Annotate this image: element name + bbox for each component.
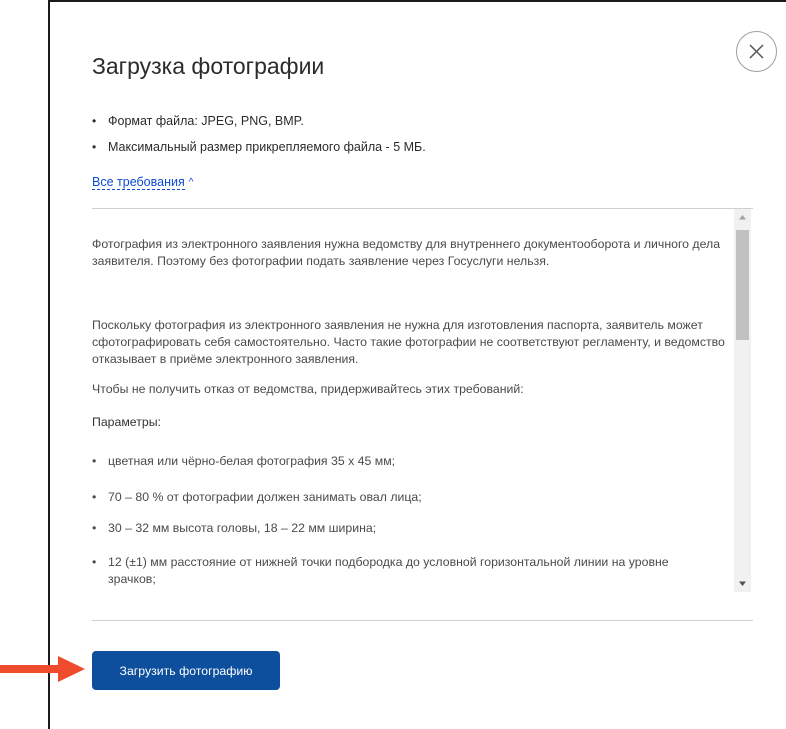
list-item: Максимальный размер прикрепляемого файла… [92,139,426,165]
params-heading: Параметры: [92,415,161,429]
details-paragraph: Чтобы не получить отказ от ведомства, пр… [92,382,524,396]
scroll-down-button[interactable] [734,575,751,592]
list-item: 12 (±1) мм расстояние от нижней точки по… [92,554,712,588]
all-requirements-label: Все требования [92,175,185,190]
all-requirements-toggle[interactable]: Все требования ^ [92,175,194,190]
vertical-scrollbar[interactable] [734,209,751,592]
list-item: 70 – 80 % от фотографии должен занимать … [92,489,712,506]
list-item: 30 – 32 мм высота головы, 18 – 22 мм шир… [92,520,712,537]
triangle-up-icon [739,215,746,220]
requirements-details-scroll-area[interactable]: Фотография из электронного заявления нуж… [92,209,753,592]
list-item: цветная или чёрно-белая фотография 35 х … [92,453,712,470]
close-button[interactable] [736,31,777,72]
divider-bottom [92,620,753,621]
upload-photo-button[interactable]: Загрузить фотографию [92,651,280,690]
scrollbar-thumb[interactable] [736,230,749,340]
list-item: Формат файла: JPEG, PNG, BMP. [92,113,426,139]
dialog-title: Загрузка фотографии [92,53,325,79]
requirements-summary-list: Формат файла: JPEG, PNG, BMP. Максимальн… [92,113,426,165]
details-paragraph: Поскольку фотография из электронного зая… [92,318,725,366]
triangle-down-icon [739,581,746,586]
details-paragraph: Фотография из электронного заявления нуж… [92,237,721,268]
close-icon [749,44,764,59]
red-arrow-pointer-icon [0,656,85,682]
scroll-up-button[interactable] [734,209,751,226]
chevron-up-icon: ^ [188,177,194,188]
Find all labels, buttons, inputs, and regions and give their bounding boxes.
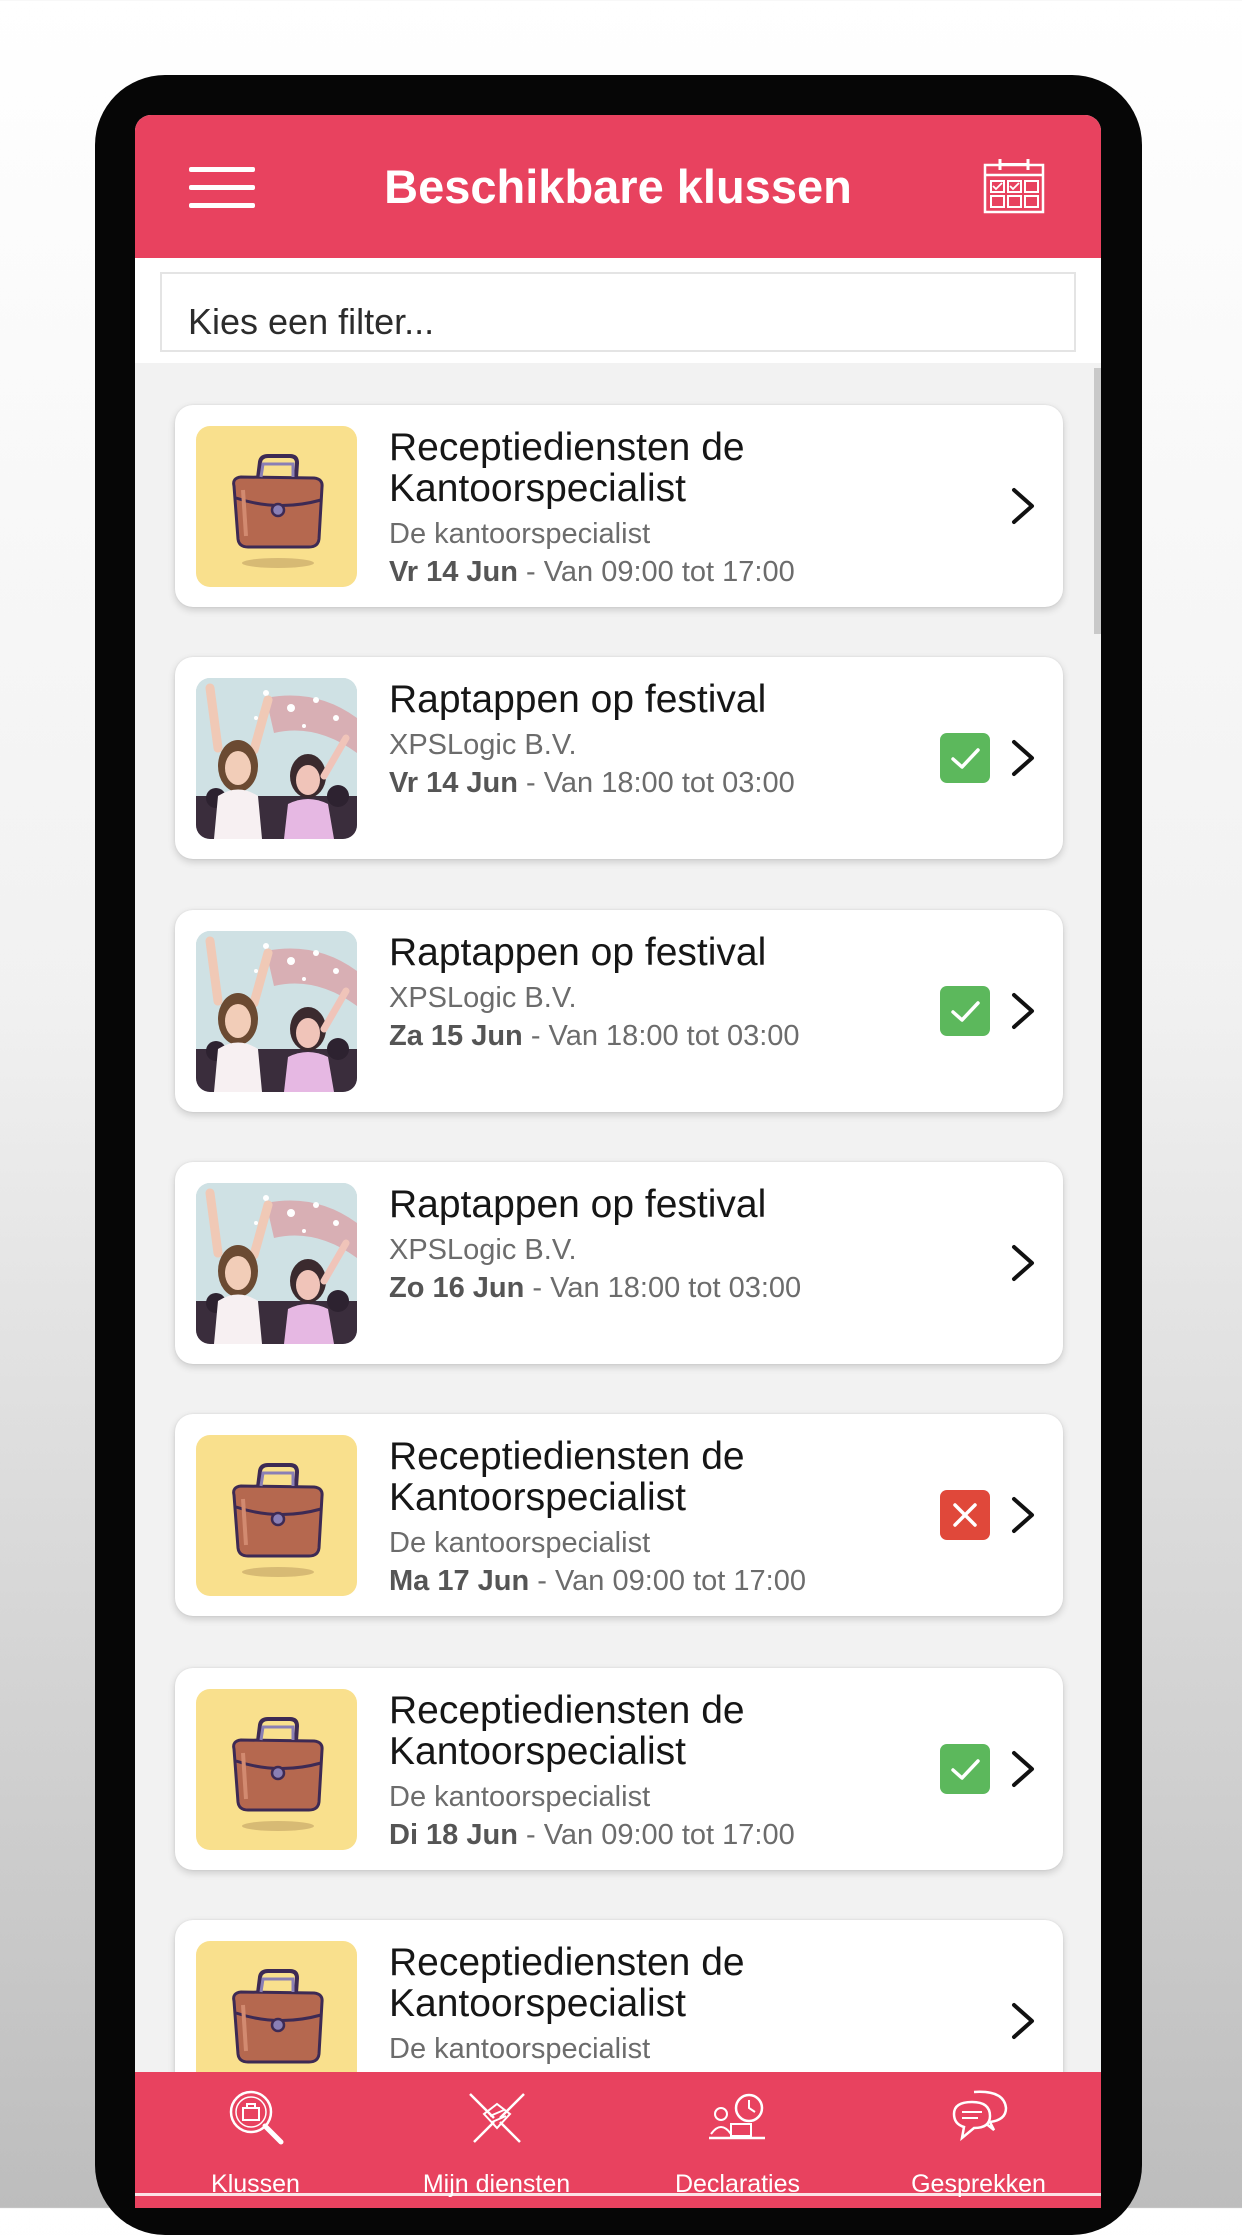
job-details: Receptiediensten de Kantoorspecialist De k… [389, 1938, 919, 2068]
job-time: - Van 09:00 tot 17:00 [517, 556, 795, 588]
chevron-right-icon[interactable] [1008, 991, 1038, 1031]
festival-photo-thumbnail [196, 931, 357, 1092]
check-icon [940, 986, 990, 1036]
job-details: Raptappen op festival XPSLogic B.V. Vr 14 … [389, 675, 919, 802]
briefcase-thumbnail [196, 1435, 357, 1596]
filter-bar: Kies een filter... [135, 258, 1101, 363]
expenses-icon [709, 2093, 765, 2140]
job-title: Receptiediensten de [389, 426, 745, 469]
job-card[interactable]: Receptiediensten de Kantoorspecialist De k… [175, 1414, 1063, 1616]
job-title: Receptiediensten de [389, 1689, 745, 1732]
job-day: Zo 16 Jun [389, 1272, 525, 1304]
chevron-right-icon[interactable] [1008, 486, 1038, 526]
job-title: Raptappen op festival [389, 678, 767, 721]
job-day: Di 18 Jun [389, 1819, 518, 1851]
job-day: Vr 14 Jun [389, 767, 518, 799]
scrollbar[interactable] [1094, 368, 1101, 634]
job-schedule: Za 15 Jun - Van 18:00 tot 03:00 [389, 1017, 919, 1055]
job-company: XPSLogic B.V. [389, 1234, 577, 1266]
job-card[interactable]: Receptiediensten de Kantoorspecialist De k… [175, 1668, 1063, 1870]
festival-photo-thumbnail [196, 1183, 357, 1344]
chevron-right-icon[interactable] [1008, 738, 1038, 778]
job-schedule: Zo 16 Jun - Van 18:00 tot 03:00 [389, 1269, 919, 1307]
job-card[interactable]: Raptappen op festival XPSLogic B.V. Zo 16 … [175, 1162, 1063, 1364]
job-details: Receptiediensten de Kantoorspecialist De k… [389, 1686, 919, 1854]
nav-item-mijn-diensten[interactable]: Mijn diensten [376, 2072, 617, 2208]
job-company: De kantoorspecialist [389, 1527, 651, 1559]
check-icon [940, 733, 990, 783]
check-icon [940, 1744, 990, 1794]
job-card[interactable]: Raptappen op festival XPSLogic B.V. Vr 14 … [175, 657, 1063, 859]
job-time: - Van 09:00 tot 17:00 [517, 1819, 795, 1851]
chevron-right-icon[interactable] [1008, 1749, 1038, 1789]
job-schedule: Vr 14 Jun - Van 18:00 tot 03:00 [389, 764, 919, 802]
page-title: Beschikbare klussen [384, 160, 852, 213]
chat-bubbles-icon [952, 2090, 1008, 2142]
job-details: Receptiediensten de Kantoorspecialist De k… [389, 1432, 919, 1600]
job-day: Ma 17 Jun [389, 1565, 530, 1597]
briefcase-thumbnail [196, 426, 357, 587]
job-schedule: Ma 17 Jun - Van 09:00 tot 17:00 [389, 1562, 919, 1600]
job-title: Receptiediensten de [389, 1941, 745, 1984]
job-card[interactable]: Receptiediensten de Kantoorspecialist De k… [175, 405, 1063, 607]
cross-icon [940, 1490, 990, 1540]
job-title-line2: Kantoorspecialist [389, 467, 686, 510]
job-details: Receptiediensten de Kantoorspecialist De k… [389, 423, 919, 591]
nav-divider [135, 2193, 1101, 2196]
job-time: - Van 18:00 tot 03:00 [524, 1272, 802, 1304]
job-company: XPSLogic B.V. [389, 729, 577, 761]
festival-photo-thumbnail [196, 678, 357, 839]
job-title: Raptappen op festival [389, 931, 767, 974]
job-title-line2: Kantoorspecialist [389, 1476, 686, 1519]
app-screen: Beschikbare klussen Kies een filter... R… [135, 115, 1101, 2208]
chevron-right-icon[interactable] [1008, 1495, 1038, 1535]
app-header: Beschikbare klussen [135, 115, 1101, 258]
job-time: - Van 18:00 tot 03:00 [522, 1020, 800, 1052]
calendar-icon[interactable] [982, 157, 1046, 215]
search-jobs-icon [229, 2090, 284, 2145]
nav-item-declaraties[interactable]: Declaraties [617, 2072, 858, 2208]
job-company: De kantoorspecialist [389, 1781, 651, 1813]
chevron-right-icon[interactable] [1008, 2001, 1038, 2041]
handshake-icon [469, 2093, 525, 2143]
briefcase-thumbnail [196, 1689, 357, 1850]
job-title-line2: Kantoorspecialist [389, 1982, 686, 2025]
job-details: Raptappen op festival XPSLogic B.V. Za 15 … [389, 928, 919, 1055]
job-schedule: Di 18 Jun - Van 09:00 tot 17:00 [389, 1816, 919, 1854]
job-company: De kantoorspecialist [389, 518, 651, 550]
hamburger-menu-icon[interactable] [189, 167, 255, 208]
job-time: - Van 18:00 tot 03:00 [517, 767, 795, 799]
job-company: XPSLogic B.V. [389, 982, 577, 1014]
job-day: Za 15 Jun [389, 1020, 523, 1052]
bottom-navigation: Klussen Mijn diensten Declaraties Gespre… [135, 2072, 1101, 2208]
job-details: Raptappen op festival XPSLogic B.V. Zo 16 … [389, 1180, 919, 1307]
job-time: - Van 09:00 tot 17:00 [529, 1565, 806, 1597]
job-day: Vr 14 Jun [389, 556, 518, 588]
nav-item-klussen[interactable]: Klussen [135, 2072, 376, 2208]
job-company: De kantoorspecialist [389, 2033, 651, 2065]
filter-select[interactable]: Kies een filter... [160, 272, 1076, 352]
nav-item-gesprekken[interactable]: Gesprekken [858, 2072, 1099, 2208]
job-list[interactable]: Receptiediensten de Kantoorspecialist De k… [135, 363, 1101, 2163]
job-title: Receptiediensten de [389, 1435, 745, 1478]
job-card[interactable]: Raptappen op festival XPSLogic B.V. Za 15 … [175, 910, 1063, 1112]
job-schedule: Vr 14 Jun - Van 09:00 tot 17:00 [389, 553, 919, 591]
chevron-right-icon[interactable] [1008, 1243, 1038, 1283]
job-title: Raptappen op festival [389, 1183, 767, 1226]
job-title-line2: Kantoorspecialist [389, 1730, 686, 1773]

__Your objective__: Print all of the items above verbatim, omitting the pictures.

__Worked answer__:
Annotate this image: element name + bbox for each component.
list-item: Максимальный размер прикрепляемого файла… [92,139,426,165]
params-heading: Параметры: [92,415,161,429]
details-paragraph: Чтобы не получить отказ от ведомства, пр… [92,382,524,396]
scroll-down-button[interactable] [734,575,751,592]
list-item: 12 (±1) мм расстояние от нижней точки по… [92,554,712,588]
all-requirements-label: Все требования [92,175,185,190]
all-requirements-toggle[interactable]: Все требования ^ [92,175,194,190]
vertical-scrollbar[interactable] [734,209,751,592]
list-item: 70 – 80 % от фотографии должен занимать … [92,489,712,506]
list-item: 30 – 32 мм высота головы, 18 – 22 мм шир… [92,520,712,537]
triangle-up-icon [739,215,746,220]
requirements-details-scroll-area[interactable]: Фотография из электронного заявления нуж… [92,209,753,592]
list-item: цветная или чёрно-белая фотография 35 х … [92,453,712,470]
close-button[interactable] [736,31,777,72]
divider-bottom [92,620,753,621]
upload-photo-button[interactable]: Загрузить фотографию [92,651,280,690]
scrollbar-thumb[interactable] [736,230,749,340]
list-item: Формат файла: JPEG, PNG, BMP. [92,113,426,139]
dialog-title: Загрузка фотографии [92,53,325,79]
requirements-summary-list: Формат файла: JPEG, PNG, BMP. Максимальн… [92,113,426,165]
details-paragraph: Поскольку фотография из электронного зая… [92,318,725,366]
triangle-down-icon [739,581,746,586]
details-paragraph: Фотография из электронного заявления нуж… [92,237,721,268]
close-icon [749,44,764,59]
red-arrow-pointer-icon [0,656,85,682]
scroll-up-button[interactable] [734,209,751,226]
chevron-up-icon: ^ [188,177,194,188]
Find all labels, buttons, inputs, and regions and give their bounding boxes.
job-details: Receptiediensten de Kantoorspecialist De k… [389, 1938, 919, 2068]
job-time: - Van 09:00 tot 17:00 [517, 556, 795, 588]
chevron-right-icon[interactable] [1008, 991, 1038, 1031]
festival-photo-thumbnail [196, 931, 357, 1092]
check-icon [940, 986, 990, 1036]
job-details: Raptappen op festival XPSLogic B.V. Vr 14 … [389, 675, 919, 802]
briefcase-thumbnail [196, 1435, 357, 1596]
filter-bar: Kies een filter... [135, 258, 1101, 363]
expenses-icon [709, 2093, 765, 2140]
job-title: Receptiediensten de [389, 426, 745, 469]
job-card[interactable]: Receptiediensten de Kantoorspecialist De k… [175, 1414, 1063, 1616]
job-title: Receptiediensten de [389, 1689, 745, 1732]
job-day: Zo 16 Jun [389, 1272, 525, 1304]
chevron-right-icon[interactable] [1008, 486, 1038, 526]
job-title: Raptappen op festival [389, 678, 767, 721]
job-day: Di 18 Jun [389, 1819, 518, 1851]
job-day: Vr 14 Jun [389, 767, 518, 799]
scrollbar[interactable] [1094, 368, 1101, 634]
job-schedule: Za 15 Jun - Van 18:00 tot 03:00 [389, 1017, 919, 1055]
job-company: XPSLogic B.V. [389, 1234, 577, 1266]
job-card[interactable]: Receptiediensten de Kantoorspecialist De k… [175, 1668, 1063, 1870]
festival-photo-thumbnail [196, 1183, 357, 1344]
chevron-right-icon[interactable] [1008, 738, 1038, 778]
job-schedule: Zo 16 Jun - Van 18:00 tot 03:00 [389, 1269, 919, 1307]
job-card[interactable]: Raptappen op festival XPSLogic B.V. Zo 16 … [175, 1162, 1063, 1364]
job-details: Receptiediensten de Kantoorspecialist De k… [389, 1686, 919, 1854]
nav-item-mijn-diensten[interactable]: Mijn diensten [376, 2072, 617, 2208]
job-company: De kantoorspecialist [389, 1527, 651, 1559]
check-icon [940, 733, 990, 783]
check-icon [940, 1744, 990, 1794]
job-card[interactable]: Raptappen op festival XPSLogic B.V. Vr 14 … [175, 657, 1063, 859]
job-time: - Van 09:00 tot 17:00 [517, 1819, 795, 1851]
chevron-right-icon[interactable] [1008, 1749, 1038, 1789]
job-schedule: Vr 14 Jun - Van 18:00 tot 03:00 [389, 764, 919, 802]
page-title: Beschikbare klussen [384, 160, 852, 213]
chat-bubbles-icon [952, 2090, 1008, 2142]
job-details: Receptiediensten de Kantoorspecialist De k… [389, 1432, 919, 1600]
job-day: Ma 17 Jun [389, 1565, 530, 1597]
briefcase-thumbnail [196, 426, 357, 587]
job-schedule: Ma 17 Jun - Van 09:00 tot 17:00 [389, 1562, 919, 1600]
job-title: Receptiediensten de [389, 1941, 745, 1984]
job-card[interactable]: Receptiediensten de Kantoorspecialist De k… [175, 405, 1063, 607]
cross-icon [940, 1490, 990, 1540]
job-title-line2: Kantoorspecialist [389, 467, 686, 510]
job-details: Receptiediensten de Kantoorspecialist De k… [389, 423, 919, 591]
nav-divider [135, 2193, 1101, 2196]
job-time: - Van 18:00 tot 03:00 [524, 1272, 802, 1304]
job-company: XPSLogic B.V. [389, 729, 577, 761]
festival-photo-thumbnail [196, 678, 357, 839]
job-title: Raptappen op festival [389, 931, 767, 974]
job-title-line2: Kantoorspecialist [389, 1476, 686, 1519]
app-screen: Beschikbare klussen Kies een filter... R… [135, 115, 1101, 2208]
chevron-right-icon[interactable] [1008, 1495, 1038, 1535]
app-header: Beschikbare klussen [135, 115, 1101, 258]
job-time: - Van 18:00 tot 03:00 [522, 1020, 800, 1052]
calendar-icon[interactable] [982, 157, 1046, 215]
search-jobs-icon [229, 2090, 284, 2145]
nav-item-declaraties[interactable]: Declaraties [617, 2072, 858, 2208]
job-company: De kantoorspecialist [389, 1781, 651, 1813]
chevron-right-icon[interactable] [1008, 2001, 1038, 2041]
handshake-icon [469, 2093, 525, 2143]
briefcase-thumbnail [196, 1689, 357, 1850]
job-title-line2: Kantoorspecialist [389, 1982, 686, 2025]
job-details: Raptappen op festival XPSLogic B.V. Za 15 … [389, 928, 919, 1055]
job-schedule: Di 18 Jun - Van 09:00 tot 17:00 [389, 1816, 919, 1854]
job-company: De kantoorspecialist [389, 518, 651, 550]
hamburger-menu-icon[interactable] [189, 167, 255, 208]
job-time: - Van 18:00 tot 03:00 [517, 767, 795, 799]
job-company: XPSLogic B.V. [389, 982, 577, 1014]
job-day: Za 15 Jun [389, 1020, 523, 1052]
bottom-navigation: Klussen Mijn diensten Declaraties Gespre… [135, 2072, 1101, 2208]
job-details: Raptappen op festival XPSLogic B.V. Zo 16 … [389, 1180, 919, 1307]
job-time: - Van 09:00 tot 17:00 [529, 1565, 806, 1597]
job-day: Vr 14 Jun [389, 556, 518, 588]
nav-item-klussen[interactable]: Klussen [135, 2072, 376, 2208]
job-company: De kantoorspecialist [389, 2033, 651, 2065]
filter-select[interactable]: Kies een filter... [160, 272, 1076, 352]
nav-item-gesprekken[interactable]: Gesprekken [858, 2072, 1099, 2208]
job-list[interactable]: Receptiediensten de Kantoorspecialist De k… [135, 363, 1101, 2163]
job-title: Receptiediensten de [389, 1435, 745, 1478]
job-card[interactable]: Raptappen op festival XPSLogic B.V. Za 15 … [175, 910, 1063, 1112]
job-schedule: Vr 14 Jun - Van 09:00 tot 17:00 [389, 553, 919, 591]
chevron-right-icon[interactable] [1008, 1243, 1038, 1283]
job-title: Raptappen op festival [389, 1183, 767, 1226]
job-title-line2: Kantoorspecialist [389, 1730, 686, 1773]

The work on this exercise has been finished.